===== ITEMS

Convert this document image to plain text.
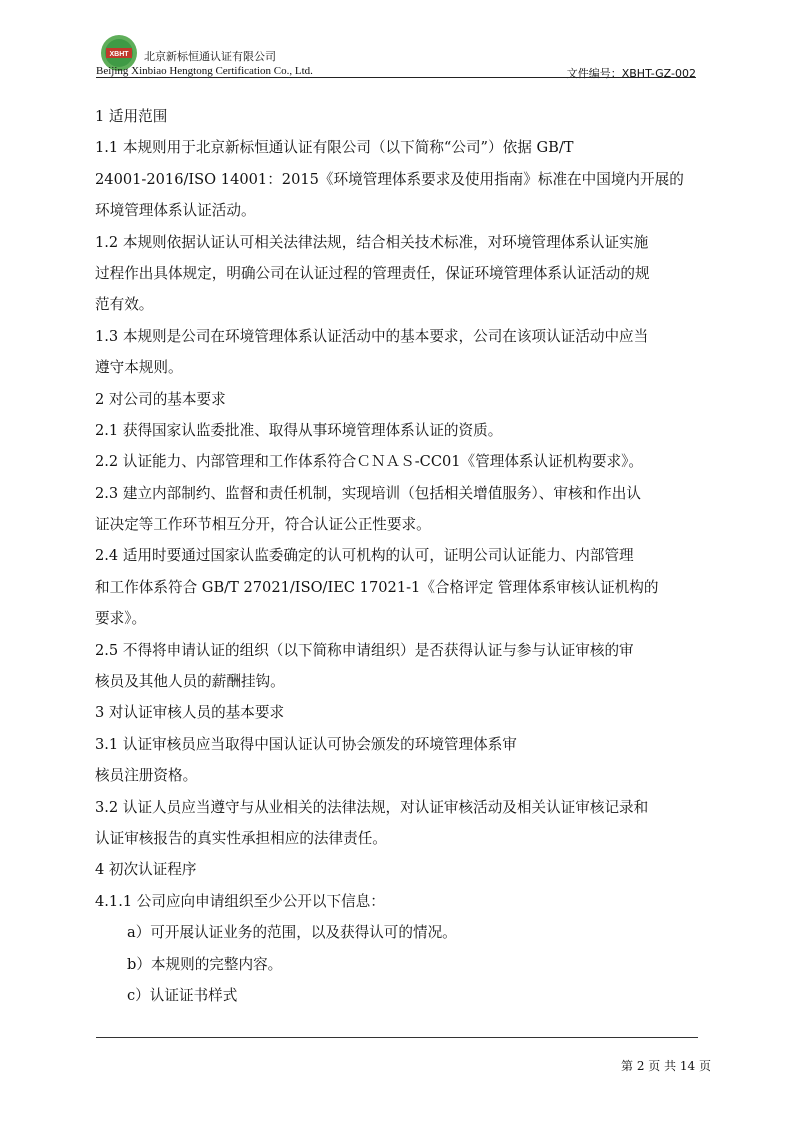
XBHT 北京新标恒通认证有限公司
Beijing Xinbiao Hengtong Certification Co., Ltd.	文件编号：XBHT-GZ-002
1 适用范围
1.1 本规则用于北京新标恒通认证有限公司（以下简称“公司”）依据 GB/T
24001-2016/ISO 14001：2015《环境管理体系要求及使用指南》标准在中国境内开展的
环境管理体系认证活动。
1.2 本规则依据认证认可相关法律法规，结合相关技术标准，对环境管理体系认证实施
过程作出具体规定，明确公司在认证过程的管理责任，保证环境管理体系认证活动的规
范有效。
1.3 本规则是公司在环境管理体系认证活动中的基本要求，公司在该项认证活动中应当
遵守本规则。
2 对公司的基本要求
2.1 获得国家认监委批准、取得从事环境管理体系认证的资质。
2.2 认证能力、内部管理和工作体系符合ＣＮＡＳ-CC01《管理体系认证机构要求》。
2.3 建立内部制约、监督和责任机制，实现培训（包括相关增值服务）、审核和作出认
证决定等工作环节相互分开，符合认证公正性要求。
2.4 适用时要通过国家认监委确定的认可机构的认可，证明公司认证能力、内部管理
和工作体系符合 GB/T 27021/ISO/IEC 17021-1《合格评定 管理体系审核认证机构的
要求》。
2.5 不得将申请认证的组织（以下简称申请组织）是否获得认证与参与认证审核的审
核员及其他人员的薪酬挂钩。
3 对认证审核人员的基本要求
3.1 认证审核员应当取得中国认证认可协会颁发的环境管理体系审
核员注册资格。
3.2 认证人员应当遵守与从业相关的法律法规，对认证审核活动及相关认证审核记录和
认证审核报告的真实性承担相应的法律责任。
4 初次认证程序
4.1.1 公司应向申请组织至少公开以下信息：
a）可开展认证业务的范围，以及获得认可的情况。
b）本规则的完整内容。
c）认证证书样式
第 2 页 共 14 页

==========

TASK REQUIREMENTS:
Without the pictures, copy the material exactly as given.

RESULT BELOW:
Convert this document image to plain text.
XBHT 北京新标恒通认证有限公司
Beijing Xinbiao Hengtong Certification Co., Ltd.	文件编号：XBHT-GZ-002
1 适用范围
1.1 本规则用于北京新标恒通认证有限公司（以下简称“公司”）依据 GB/T
24001-2016/ISO 14001：2015《环境管理体系要求及使用指南》标准在中国境内开展的
环境管理体系认证活动。
1.2 本规则依据认证认可相关法律法规，结合相关技术标准，对环境管理体系认证实施
过程作出具体规定，明确公司在认证过程的管理责任，保证环境管理体系认证活动的规
范有效。
1.3 本规则是公司在环境管理体系认证活动中的基本要求，公司在该项认证活动中应当
遵守本规则。
2 对公司的基本要求
2.1 获得国家认监委批准、取得从事环境管理体系认证的资质。
2.2 认证能力、内部管理和工作体系符合ＣＮＡＳ-CC01《管理体系认证机构要求》。
2.3 建立内部制约、监督和责任机制，实现培训（包括相关增值服务）、审核和作出认
证决定等工作环节相互分开，符合认证公正性要求。
2.4 适用时要通过国家认监委确定的认可机构的认可，证明公司认证能力、内部管理
和工作体系符合 GB/T 27021/ISO/IEC 17021-1《合格评定 管理体系审核认证机构的
要求》。
2.5 不得将申请认证的组织（以下简称申请组织）是否获得认证与参与认证审核的审
核员及其他人员的薪酬挂钩。
3 对认证审核人员的基本要求
3.1 认证审核员应当取得中国认证认可协会颁发的环境管理体系审
核员注册资格。
3.2 认证人员应当遵守与从业相关的法律法规，对认证审核活动及相关认证审核记录和
认证审核报告的真实性承担相应的法律责任。
4 初次认证程序
4.1.1 公司应向申请组织至少公开以下信息：
a）可开展认证业务的范围，以及获得认可的情况。
b）本规则的完整内容。
c）认证证书样式
第 2 页 共 14 页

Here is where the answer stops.